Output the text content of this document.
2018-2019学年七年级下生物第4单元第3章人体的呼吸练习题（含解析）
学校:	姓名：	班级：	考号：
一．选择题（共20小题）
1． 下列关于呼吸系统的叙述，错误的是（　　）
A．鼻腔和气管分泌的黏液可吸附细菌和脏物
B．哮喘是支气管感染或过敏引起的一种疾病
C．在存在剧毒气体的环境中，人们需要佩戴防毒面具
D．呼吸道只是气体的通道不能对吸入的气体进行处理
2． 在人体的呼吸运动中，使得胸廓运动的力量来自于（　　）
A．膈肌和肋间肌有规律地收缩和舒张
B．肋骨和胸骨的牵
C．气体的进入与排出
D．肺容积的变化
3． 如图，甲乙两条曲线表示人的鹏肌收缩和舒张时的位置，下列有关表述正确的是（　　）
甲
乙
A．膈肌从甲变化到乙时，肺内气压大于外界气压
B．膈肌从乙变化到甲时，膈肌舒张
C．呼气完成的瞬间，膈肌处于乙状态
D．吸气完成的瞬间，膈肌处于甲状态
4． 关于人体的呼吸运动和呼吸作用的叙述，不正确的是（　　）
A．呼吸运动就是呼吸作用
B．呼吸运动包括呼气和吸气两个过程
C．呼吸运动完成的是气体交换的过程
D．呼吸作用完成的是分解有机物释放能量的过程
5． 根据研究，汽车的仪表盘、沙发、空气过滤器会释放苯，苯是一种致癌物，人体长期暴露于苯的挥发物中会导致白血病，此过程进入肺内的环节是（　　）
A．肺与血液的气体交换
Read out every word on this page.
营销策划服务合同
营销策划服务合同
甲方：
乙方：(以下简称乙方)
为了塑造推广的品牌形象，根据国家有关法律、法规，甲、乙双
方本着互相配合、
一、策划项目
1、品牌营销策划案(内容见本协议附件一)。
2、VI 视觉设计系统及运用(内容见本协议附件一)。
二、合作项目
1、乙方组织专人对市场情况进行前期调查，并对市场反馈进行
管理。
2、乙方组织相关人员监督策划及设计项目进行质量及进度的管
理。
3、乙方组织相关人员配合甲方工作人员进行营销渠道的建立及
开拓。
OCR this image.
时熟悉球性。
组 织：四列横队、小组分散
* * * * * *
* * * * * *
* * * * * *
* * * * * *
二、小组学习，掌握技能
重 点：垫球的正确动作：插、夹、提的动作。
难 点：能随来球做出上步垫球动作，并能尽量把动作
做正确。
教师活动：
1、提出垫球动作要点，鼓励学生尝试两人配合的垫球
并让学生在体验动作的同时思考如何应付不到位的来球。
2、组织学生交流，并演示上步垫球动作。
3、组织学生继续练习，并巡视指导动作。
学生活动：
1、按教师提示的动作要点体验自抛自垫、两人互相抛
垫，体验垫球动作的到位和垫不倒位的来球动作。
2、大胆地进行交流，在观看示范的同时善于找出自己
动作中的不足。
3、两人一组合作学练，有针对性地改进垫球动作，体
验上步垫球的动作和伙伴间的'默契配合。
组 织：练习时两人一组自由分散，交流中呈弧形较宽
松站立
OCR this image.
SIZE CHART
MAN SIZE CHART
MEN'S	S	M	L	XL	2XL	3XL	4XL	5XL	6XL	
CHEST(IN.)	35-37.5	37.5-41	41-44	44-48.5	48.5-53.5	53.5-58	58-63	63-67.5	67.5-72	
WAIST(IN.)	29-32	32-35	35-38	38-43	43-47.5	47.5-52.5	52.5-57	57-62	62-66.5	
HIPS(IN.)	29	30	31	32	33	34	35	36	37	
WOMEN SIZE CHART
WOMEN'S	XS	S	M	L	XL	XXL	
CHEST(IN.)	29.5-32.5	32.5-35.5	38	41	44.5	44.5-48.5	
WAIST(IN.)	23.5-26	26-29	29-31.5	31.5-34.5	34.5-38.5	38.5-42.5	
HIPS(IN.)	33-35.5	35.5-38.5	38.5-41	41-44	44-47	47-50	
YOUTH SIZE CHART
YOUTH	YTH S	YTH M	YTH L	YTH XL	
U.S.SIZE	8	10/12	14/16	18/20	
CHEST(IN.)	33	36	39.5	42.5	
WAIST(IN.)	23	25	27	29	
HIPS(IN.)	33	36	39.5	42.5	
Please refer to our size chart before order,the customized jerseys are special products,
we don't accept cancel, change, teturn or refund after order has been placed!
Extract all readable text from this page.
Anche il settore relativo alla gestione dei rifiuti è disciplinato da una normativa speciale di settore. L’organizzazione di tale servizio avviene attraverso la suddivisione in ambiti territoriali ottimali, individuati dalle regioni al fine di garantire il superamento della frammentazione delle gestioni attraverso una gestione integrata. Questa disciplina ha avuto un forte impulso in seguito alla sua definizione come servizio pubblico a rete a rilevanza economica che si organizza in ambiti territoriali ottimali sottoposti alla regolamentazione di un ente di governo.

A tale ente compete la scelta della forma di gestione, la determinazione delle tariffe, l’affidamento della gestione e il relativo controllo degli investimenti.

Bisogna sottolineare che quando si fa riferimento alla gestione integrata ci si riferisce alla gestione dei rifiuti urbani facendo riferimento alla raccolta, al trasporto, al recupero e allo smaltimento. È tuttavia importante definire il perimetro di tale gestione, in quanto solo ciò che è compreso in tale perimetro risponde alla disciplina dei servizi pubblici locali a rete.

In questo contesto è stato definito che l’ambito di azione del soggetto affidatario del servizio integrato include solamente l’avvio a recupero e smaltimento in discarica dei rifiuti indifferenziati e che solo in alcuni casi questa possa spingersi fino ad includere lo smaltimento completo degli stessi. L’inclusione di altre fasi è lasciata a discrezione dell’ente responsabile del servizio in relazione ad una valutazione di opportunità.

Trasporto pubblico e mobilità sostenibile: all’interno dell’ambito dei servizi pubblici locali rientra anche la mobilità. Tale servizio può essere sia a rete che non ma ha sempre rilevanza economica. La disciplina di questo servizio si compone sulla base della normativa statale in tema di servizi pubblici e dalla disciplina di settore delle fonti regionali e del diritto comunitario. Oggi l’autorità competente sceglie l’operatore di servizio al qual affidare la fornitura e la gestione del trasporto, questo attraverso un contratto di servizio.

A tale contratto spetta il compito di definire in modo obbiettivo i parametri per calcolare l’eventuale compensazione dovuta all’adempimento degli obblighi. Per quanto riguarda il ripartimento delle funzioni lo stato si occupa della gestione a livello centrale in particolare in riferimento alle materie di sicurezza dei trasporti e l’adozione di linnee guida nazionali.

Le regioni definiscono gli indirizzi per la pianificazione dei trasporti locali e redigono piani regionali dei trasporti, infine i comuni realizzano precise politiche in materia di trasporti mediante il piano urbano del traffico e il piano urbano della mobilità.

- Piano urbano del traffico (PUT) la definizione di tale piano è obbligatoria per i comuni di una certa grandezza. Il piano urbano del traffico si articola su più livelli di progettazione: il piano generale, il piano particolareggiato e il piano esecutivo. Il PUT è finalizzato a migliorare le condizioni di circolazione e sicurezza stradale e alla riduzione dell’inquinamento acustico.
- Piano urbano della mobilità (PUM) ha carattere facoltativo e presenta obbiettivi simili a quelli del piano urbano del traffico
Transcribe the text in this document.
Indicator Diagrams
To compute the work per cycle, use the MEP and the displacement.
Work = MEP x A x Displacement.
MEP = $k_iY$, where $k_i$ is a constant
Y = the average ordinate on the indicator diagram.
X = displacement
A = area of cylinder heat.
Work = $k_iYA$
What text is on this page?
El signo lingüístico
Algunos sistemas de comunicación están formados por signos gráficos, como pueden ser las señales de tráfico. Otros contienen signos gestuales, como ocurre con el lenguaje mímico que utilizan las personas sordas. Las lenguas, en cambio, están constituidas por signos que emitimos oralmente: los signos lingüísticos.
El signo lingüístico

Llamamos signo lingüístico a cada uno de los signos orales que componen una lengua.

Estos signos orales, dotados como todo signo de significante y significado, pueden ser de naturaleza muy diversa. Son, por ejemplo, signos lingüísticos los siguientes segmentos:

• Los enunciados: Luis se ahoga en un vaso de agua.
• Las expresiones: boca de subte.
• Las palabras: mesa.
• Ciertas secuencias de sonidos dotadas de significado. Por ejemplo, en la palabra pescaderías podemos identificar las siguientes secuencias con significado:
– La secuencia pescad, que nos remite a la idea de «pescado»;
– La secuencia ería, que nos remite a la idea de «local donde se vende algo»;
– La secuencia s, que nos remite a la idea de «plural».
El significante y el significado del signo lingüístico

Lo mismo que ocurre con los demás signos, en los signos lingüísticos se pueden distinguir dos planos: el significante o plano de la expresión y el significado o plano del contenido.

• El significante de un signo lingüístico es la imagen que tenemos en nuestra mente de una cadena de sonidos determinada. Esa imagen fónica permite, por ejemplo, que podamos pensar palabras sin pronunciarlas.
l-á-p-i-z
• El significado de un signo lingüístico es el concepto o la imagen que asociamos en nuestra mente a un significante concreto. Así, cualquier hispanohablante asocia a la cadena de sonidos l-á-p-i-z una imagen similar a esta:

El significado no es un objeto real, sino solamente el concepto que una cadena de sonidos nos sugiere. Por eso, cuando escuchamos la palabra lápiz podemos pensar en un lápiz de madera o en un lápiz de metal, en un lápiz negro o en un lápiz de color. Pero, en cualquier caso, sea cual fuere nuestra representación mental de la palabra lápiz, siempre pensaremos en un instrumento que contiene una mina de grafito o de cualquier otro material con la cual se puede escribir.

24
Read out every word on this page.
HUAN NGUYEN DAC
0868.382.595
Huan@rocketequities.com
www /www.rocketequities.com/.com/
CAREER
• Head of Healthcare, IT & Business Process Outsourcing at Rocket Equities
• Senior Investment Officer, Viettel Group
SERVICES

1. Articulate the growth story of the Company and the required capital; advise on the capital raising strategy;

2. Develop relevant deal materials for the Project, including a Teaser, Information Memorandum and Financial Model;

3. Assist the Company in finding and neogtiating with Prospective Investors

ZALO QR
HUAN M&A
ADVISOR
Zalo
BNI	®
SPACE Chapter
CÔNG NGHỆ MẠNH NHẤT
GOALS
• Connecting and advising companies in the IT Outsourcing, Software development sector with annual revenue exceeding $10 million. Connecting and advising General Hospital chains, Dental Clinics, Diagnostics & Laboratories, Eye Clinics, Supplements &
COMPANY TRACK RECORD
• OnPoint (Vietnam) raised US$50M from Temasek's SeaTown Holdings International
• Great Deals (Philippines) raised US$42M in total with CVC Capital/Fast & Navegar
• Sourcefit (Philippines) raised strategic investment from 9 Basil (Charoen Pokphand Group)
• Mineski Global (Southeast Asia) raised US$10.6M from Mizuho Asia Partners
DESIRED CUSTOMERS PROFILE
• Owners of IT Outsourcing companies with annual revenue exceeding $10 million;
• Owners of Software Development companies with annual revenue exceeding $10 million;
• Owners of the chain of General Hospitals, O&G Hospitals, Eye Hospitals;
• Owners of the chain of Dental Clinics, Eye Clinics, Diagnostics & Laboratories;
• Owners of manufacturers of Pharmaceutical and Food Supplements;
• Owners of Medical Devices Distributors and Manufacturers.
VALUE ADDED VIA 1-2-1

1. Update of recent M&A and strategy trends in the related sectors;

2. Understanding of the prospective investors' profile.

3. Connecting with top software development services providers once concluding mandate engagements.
□ □ □ □ □ □ □
> PROBLEM REQUIREMENTS
In the lines above, locate the string "rete". Copy every line where it occurs.

> EXERCISE RESPONSE
Anche il settore relativo alla gestione dei rifiuti è disciplinato da una normativa speciale di settore. L’organizzazione di tale servizio avviene attraverso la suddivisione in ambiti territoriali ottimali, individuati dalle regioni al fine di garantire il superamento della frammentazione delle gestioni attraverso una gestione integrata. Questa disciplina ha avuto un forte impulso in seguito alla sua definizione come servizio pubblico a rete a rilevanza economica che si organizza in ambiti territoriali ottimali sottoposti alla regolamentazione di un ente di governo.
Bisogna sottolineare che quando si fa riferimento alla gestione integrata ci si riferisce alla gestione dei rifiuti urbani facendo riferimento alla raccolta, al trasporto, al recupero e allo smaltimento. È tuttavia importante definire il perimetro di tale gestione, in quanto solo ciò che è compreso in tale perimetro risponde alla disciplina dei servizi pubblici locali a rete.
Trasporto pubblico e mobilità sostenibile: all’interno dell’ambito dei servizi pubblici locali rientra anche la mobilità. Tale servizio può essere sia a rete che non ma ha sempre rilevanza economica. La disciplina di questo servizio si compone sulla base della normativa statale in tema di servizi pubblici e dalla disciplina di settore delle fonti regionali e del diritto comunitario. Oggi l’autorità competente sceglie l’operatore di servizio al qual affidare la fornitura e la gestione del trasporto, questo attraverso un contratto di servizio.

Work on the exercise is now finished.